* Short exercise
Quote the listing in full, exactly as given, minus any pictures.

(Extracted data entries)
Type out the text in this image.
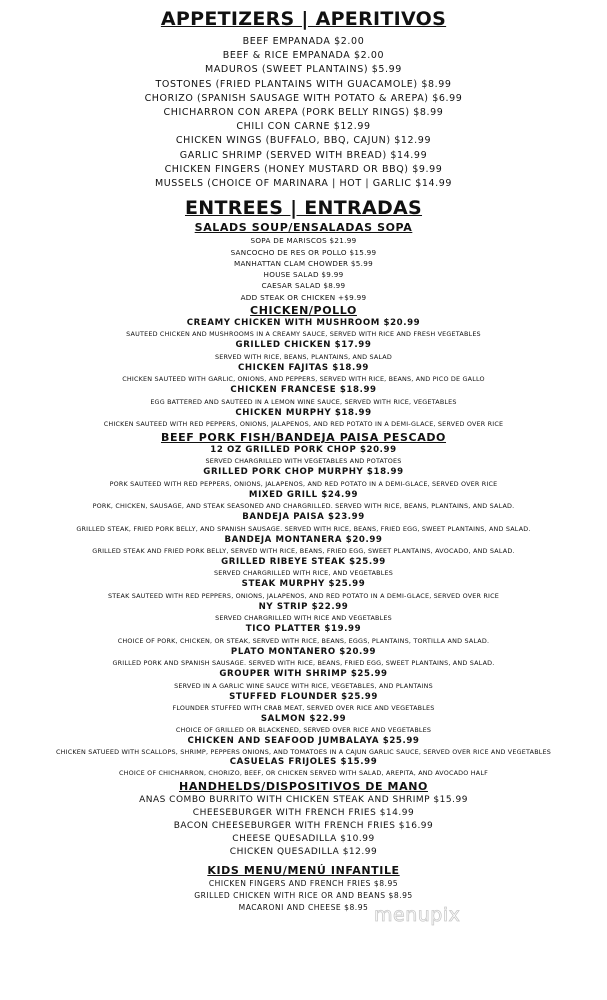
APPETIZERS | APERITIVOS
BEEF EMPANADA $2.00
BEEF & RICE EMPANADA $2.00
MADUROS (SWEET PLANTAINS) $5.99
TOSTONES (FRIED PLANTAINS WITH GUACAMOLE) $8.99
CHORIZO (SPANISH SAUSAGE WITH POTATO & AREPA) $6.99
CHICHARRON CON AREPA (PORK BELLY RINGS) $8.99
CHILI CON CARNE $12.99
CHICKEN WINGS (BUFFALO, BBQ, CAJUN) $12.99
GARLIC SHRIMP (SERVED WITH BREAD) $14.99
CHICKEN FINGERS (HONEY MUSTARD OR BBQ) $9.99
MUSSELS (CHOICE OF MARINARA | HOT | GARLIC $14.99
ENTREES | ENTRADAS
SALADS SOUP/ENSALADAS SOPA
SOPA DE MARISCOS $21.99
SANCOCHO DE RES OR POLLO $15.99
MANHATTAN CLAM CHOWDER $5.99
HOUSE SALAD $9.99
CAESAR SALAD $8.99
ADD STEAK OR CHICKEN +$9.99
CHICKEN/POLLO
CREAMY CHICKEN WITH MUSHROOM $20.99
SAUTEED CHICKEN AND MUSHROOMS IN A CREAMY SAUCE, SERVED WITH RICE AND FRESH VEGETABLES
GRILLED CHICKEN $17.99
SERVED WITH RICE, BEANS, PLANTAINS, AND SALAD
CHICKEN FAJITAS $18.99
CHICKEN SAUTEED WITH GARLIC, ONIONS, AND PEPPERS, SERVED WITH RICE, BEANS, AND PICO DE GALLO
CHICKEN FRANCESE $18.99
EGG BATTERED AND SAUTEED IN A LEMON WINE SAUCE, SERVED WITH RICE, VEGETABLES
CHICKEN MURPHY $18.99
CHICKEN SAUTEED WITH RED PEPPERS, ONIONS, JALAPENOS, AND RED POTATO IN A DEMI-GLACE, SERVED OVER RICE
BEEF PORK FISH/BANDEJA PAISA PESCADO
12 OZ GRILLED PORK CHOP $20.99
SERVED CHARGRILLED WITH VEGETABLES AND POTATOES
GRILLED PORK CHOP MURPHY $18.99
PORK SAUTEED WITH RED PEPPERS, ONIONS, JALAPENOS, AND RED POTATO IN A DEMI-GLACE, SERVED OVER RICE
MIXED GRILL $24.99
PORK, CHICKEN, SAUSAGE, AND STEAK SEASONED AND CHARGRILLED. SERVED WITH RICE, BEANS, PLANTAINS, AND SALAD.
BANDEJA PAISA $23.99
GRILLED STEAK, FRIED PORK BELLY, AND SPANISH SAUSAGE. SERVED WITH RICE, BEANS, FRIED EGG, SWEET PLANTAINS, AND SALAD.
BANDEJA MONTANERA $20.99
GRILLED STEAK AND FRIED PORK BELLY, SERVED WITH RICE, BEANS, FRIED EGG, SWEET PLANTAINS, AVOCADO, AND SALAD.
GRILLED RIBEYE STEAK $25.99
SERVED CHARGRILLED WITH RICE, AND VEGETABLES
STEAK MURPHY $25.99
STEAK SAUTEED WITH RED PEPPERS, ONIONS, JALAPENOS, AND RED POTATO IN A DEMI-GLACE, SERVED OVER RICE
NY STRIP $22.99
SERVED CHARGRILLED WITH RICE AND VEGETABLES
TICO PLATTER $19.99
CHOICE OF PORK, CHICKEN, OR STEAK, SERVED WITH RICE, BEANS, EGGS, PLANTAINS, TORTILLA AND SALAD.
PLATO MONTANERO $20.99
GRILLED PORK AND SPANISH SAUSAGE. SERVED WITH RICE, BEANS, FRIED EGG, SWEET PLANTAINS, AND SALAD.
GROUPER WITH SHRIMP $25.99
SERVED IN A GARLIC WINE SAUCE WITH RICE, VEGETABLES, AND PLANTAINS
STUFFED FLOUNDER $25.99
FLOUNDER STUFFED WITH CRAB MEAT, SERVED OVER RICE AND VEGETABLES
SALMON $22.99
CHOICE OF GRILLED OR BLACKENED, SERVED OVER RICE AND VEGETABLES
CHICKEN AND SEAFOOD JUMBALAYA $25.99
CHICKEN SATUEED WITH SCALLOPS, SHRIMP, PEPPERS ONIONS, AND TOMATOES IN A CAJUN GARLIC SAUCE, SERVED OVER RICE AND VEGETABLES
CASUELAS FRIJOLES $15.99
CHOICE OF CHICHARRON, CHORIZO, BEEF, OR CHICKEN SERVED WITH SALAD, AREPITA, AND AVOCADO HALF
HANDHELDS/DISPOSITIVOS DE MANO
ANAS COMBO BURRITO WITH CHICKEN STEAK AND SHRIMP $15.99
CHEESEBURGER WITH FRENCH FRIES $14.99
BACON CHEESEBURGER WITH FRENCH FRIES $16.99
CHEESE QUESADILLA $10.99
CHICKEN QUESADILLA $12.99
KIDS MENU/MENÚ INFANTILE
CHICKEN FINGERS AND FRENCH FRIES $8.95
GRILLED CHICKEN WITH RICE OR AND BEANS $8.95
MACARONI AND CHEESE $8.95 menupix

* Result of the task
Type out the text in this image.
APPETIZERS | APERITIVOS
BEEF EMPANADA $2.00
BEEF & RICE EMPANADA $2.00
MADUROS (SWEET PLANTAINS) $5.99
TOSTONES (FRIED PLANTAINS WITH GUACAMOLE) $8.99
CHORIZO (SPANISH SAUSAGE WITH POTATO & AREPA) $6.99
CHICHARRON CON AREPA (PORK BELLY RINGS) $8.99
CHILI CON CARNE $12.99
CHICKEN WINGS (BUFFALO, BBQ, CAJUN) $12.99
GARLIC SHRIMP (SERVED WITH BREAD) $14.99
CHICKEN FINGERS (HONEY MUSTARD OR BBQ) $9.99
MUSSELS (CHOICE OF MARINARA | HOT | GARLIC $14.99
ENTREES | ENTRADAS
SALADS SOUP/ENSALADAS SOPA
SOPA DE MARISCOS $21.99
SANCOCHO DE RES OR POLLO $15.99
MANHATTAN CLAM CHOWDER $5.99
HOUSE SALAD $9.99
CAESAR SALAD $8.99
ADD STEAK OR CHICKEN +$9.99
CHICKEN/POLLO
CREAMY CHICKEN WITH MUSHROOM $20.99
SAUTEED CHICKEN AND MUSHROOMS IN A CREAMY SAUCE, SERVED WITH RICE AND FRESH VEGETABLES
GRILLED CHICKEN $17.99
SERVED WITH RICE, BEANS, PLANTAINS, AND SALAD
CHICKEN FAJITAS $18.99
CHICKEN SAUTEED WITH GARLIC, ONIONS, AND PEPPERS, SERVED WITH RICE, BEANS, AND PICO DE GALLO
CHICKEN FRANCESE $18.99
EGG BATTERED AND SAUTEED IN A LEMON WINE SAUCE, SERVED WITH RICE, VEGETABLES
CHICKEN MURPHY $18.99
CHICKEN SAUTEED WITH RED PEPPERS, ONIONS, JALAPENOS, AND RED POTATO IN A DEMI-GLACE, SERVED OVER RICE
BEEF PORK FISH/BANDEJA PAISA PESCADO
12 OZ GRILLED PORK CHOP $20.99
SERVED CHARGRILLED WITH VEGETABLES AND POTATOES
GRILLED PORK CHOP MURPHY $18.99
PORK SAUTEED WITH RED PEPPERS, ONIONS, JALAPENOS, AND RED POTATO IN A DEMI-GLACE, SERVED OVER RICE
MIXED GRILL $24.99
PORK, CHICKEN, SAUSAGE, AND STEAK SEASONED AND CHARGRILLED. SERVED WITH RICE, BEANS, PLANTAINS, AND SALAD.
BANDEJA PAISA $23.99
GRILLED STEAK, FRIED PORK BELLY, AND SPANISH SAUSAGE. SERVED WITH RICE, BEANS, FRIED EGG, SWEET PLANTAINS, AND SALAD.
BANDEJA MONTANERA $20.99
GRILLED STEAK AND FRIED PORK BELLY, SERVED WITH RICE, BEANS, FRIED EGG, SWEET PLANTAINS, AVOCADO, AND SALAD.
GRILLED RIBEYE STEAK $25.99
SERVED CHARGRILLED WITH RICE, AND VEGETABLES
STEAK MURPHY $25.99
STEAK SAUTEED WITH RED PEPPERS, ONIONS, JALAPENOS, AND RED POTATO IN A DEMI-GLACE, SERVED OVER RICE
NY STRIP $22.99
SERVED CHARGRILLED WITH RICE AND VEGETABLES
TICO PLATTER $19.99
CHOICE OF PORK, CHICKEN, OR STEAK, SERVED WITH RICE, BEANS, EGGS, PLANTAINS, TORTILLA AND SALAD.
PLATO MONTANERO $20.99
GRILLED PORK AND SPANISH SAUSAGE. SERVED WITH RICE, BEANS, FRIED EGG, SWEET PLANTAINS, AND SALAD.
GROUPER WITH SHRIMP $25.99
SERVED IN A GARLIC WINE SAUCE WITH RICE, VEGETABLES, AND PLANTAINS
STUFFED FLOUNDER $25.99
FLOUNDER STUFFED WITH CRAB MEAT, SERVED OVER RICE AND VEGETABLES
SALMON $22.99
CHOICE OF GRILLED OR BLACKENED, SERVED OVER RICE AND VEGETABLES
CHICKEN AND SEAFOOD JUMBALAYA $25.99
CHICKEN SATUEED WITH SCALLOPS, SHRIMP, PEPPERS ONIONS, AND TOMATOES IN A CAJUN GARLIC SAUCE, SERVED OVER RICE AND VEGETABLES
CASUELAS FRIJOLES $15.99
CHOICE OF CHICHARRON, CHORIZO, BEEF, OR CHICKEN SERVED WITH SALAD, AREPITA, AND AVOCADO HALF
HANDHELDS/DISPOSITIVOS DE MANO
ANAS COMBO BURRITO WITH CHICKEN STEAK AND SHRIMP $15.99
CHEESEBURGER WITH FRENCH FRIES $14.99
BACON CHEESEBURGER WITH FRENCH FRIES $16.99
CHEESE QUESADILLA $10.99
CHICKEN QUESADILLA $12.99
KIDS MENU/MENÚ INFANTILE
CHICKEN FINGERS AND FRENCH FRIES $8.95
GRILLED CHICKEN WITH RICE OR AND BEANS $8.95
MACARONI AND CHEESE $8.95 menupix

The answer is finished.